[Figure contents as structured data]
⟨

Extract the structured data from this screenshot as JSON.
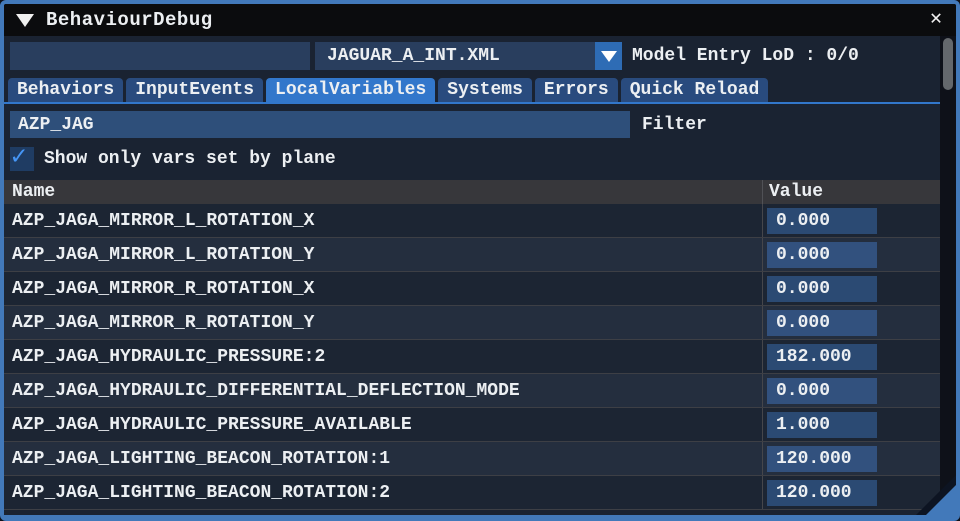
{
  "window": {
    "title": "BehaviourDebug",
    "close_glyph": "✕"
  },
  "toolbar": {
    "search_value": "",
    "model_file": "JAGUAR_A_INT.XML",
    "model_entry_lod": "Model Entry LoD : 0/0"
  },
  "tabs": [
    {
      "label": "Behaviors",
      "active": false
    },
    {
      "label": "InputEvents",
      "active": false
    },
    {
      "label": "LocalVariables",
      "active": true
    },
    {
      "label": "Systems",
      "active": false
    },
    {
      "label": "Errors",
      "active": false
    },
    {
      "label": "Quick Reload",
      "active": false
    }
  ],
  "filter": {
    "value": "AZP_JAG",
    "label": "Filter"
  },
  "checkbox": {
    "checked": true,
    "glyph": "✓",
    "label": "Show only vars set by plane"
  },
  "table": {
    "columns": [
      "Name",
      "Value"
    ],
    "rows": [
      {
        "name": "AZP_JAGA_MIRROR_L_ROTATION_X",
        "value": "0.000"
      },
      {
        "name": "AZP_JAGA_MIRROR_L_ROTATION_Y",
        "value": "0.000"
      },
      {
        "name": "AZP_JAGA_MIRROR_R_ROTATION_X",
        "value": "0.000"
      },
      {
        "name": "AZP_JAGA_MIRROR_R_ROTATION_Y",
        "value": "0.000"
      },
      {
        "name": "AZP_JAGA_HYDRAULIC_PRESSURE:2",
        "value": "182.000"
      },
      {
        "name": "AZP_JAGA_HYDRAULIC_DIFFERENTIAL_DEFLECTION_MODE",
        "value": "0.000"
      },
      {
        "name": "AZP_JAGA_HYDRAULIC_PRESSURE_AVAILABLE",
        "value": "1.000"
      },
      {
        "name": "AZP_JAGA_LIGHTING_BEACON_ROTATION:1",
        "value": "120.000"
      },
      {
        "name": "AZP_JAGA_LIGHTING_BEACON_ROTATION:2",
        "value": "120.000"
      }
    ]
  },
  "colors": {
    "frame_blue": "#4279ba",
    "accent_blue": "#3277cb",
    "input_blue": "#293e5e",
    "value_input_blue": "#2b4a73",
    "check_blue": "#4596f7",
    "titlebar_black": "#0b0c0e",
    "body_navy": "#1a2332",
    "header_gray": "#37373b"
  }
}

⟩

All of the records need repeating exactly, except for the pictures.

- [TASK SOLUTION]:
Extract the structured data from this screenshot as JSON.
{
  "window": {
    "title": "BehaviourDebug",
    "close_glyph": "✕"
  },
  "toolbar": {
    "search_value": "",
    "model_file": "JAGUAR_A_INT.XML",
    "model_entry_lod": "Model Entry LoD : 0/0"
  },
  "tabs": [
    {
      "label": "Behaviors",
      "active": false
    },
    {
      "label": "InputEvents",
      "active": false
    },
    {
      "label": "LocalVariables",
      "active": true
    },
    {
      "label": "Systems",
      "active": false
    },
    {
      "label": "Errors",
      "active": false
    },
    {
      "label": "Quick Reload",
      "active": false
    }
  ],
  "filter": {
    "value": "AZP_JAG",
    "label": "Filter"
  },
  "checkbox": {
    "checked": true,
    "glyph": "✓",
    "label": "Show only vars set by plane"
  },
  "table": {
    "columns": [
      "Name",
      "Value"
    ],
    "rows": [
      {
        "name": "AZP_JAGA_MIRROR_L_ROTATION_X",
        "value": "0.000"
      },
      {
        "name": "AZP_JAGA_MIRROR_L_ROTATION_Y",
        "value": "0.000"
      },
      {
        "name": "AZP_JAGA_MIRROR_R_ROTATION_X",
        "value": "0.000"
      },
      {
        "name": "AZP_JAGA_MIRROR_R_ROTATION_Y",
        "value": "0.000"
      },
      {
        "name": "AZP_JAGA_HYDRAULIC_PRESSURE:2",
        "value": "182.000"
      },
      {
        "name": "AZP_JAGA_HYDRAULIC_DIFFERENTIAL_DEFLECTION_MODE",
        "value": "0.000"
      },
      {
        "name": "AZP_JAGA_HYDRAULIC_PRESSURE_AVAILABLE",
        "value": "1.000"
      },
      {
        "name": "AZP_JAGA_LIGHTING_BEACON_ROTATION:1",
        "value": "120.000"
      },
      {
        "name": "AZP_JAGA_LIGHTING_BEACON_ROTATION:2",
        "value": "120.000"
      }
    ]
  },
  "colors": {
    "frame_blue": "#4279ba",
    "accent_blue": "#3277cb",
    "input_blue": "#293e5e",
    "value_input_blue": "#2b4a73",
    "check_blue": "#4596f7",
    "titlebar_black": "#0b0c0e",
    "body_navy": "#1a2332",
    "header_gray": "#37373b"
  }
}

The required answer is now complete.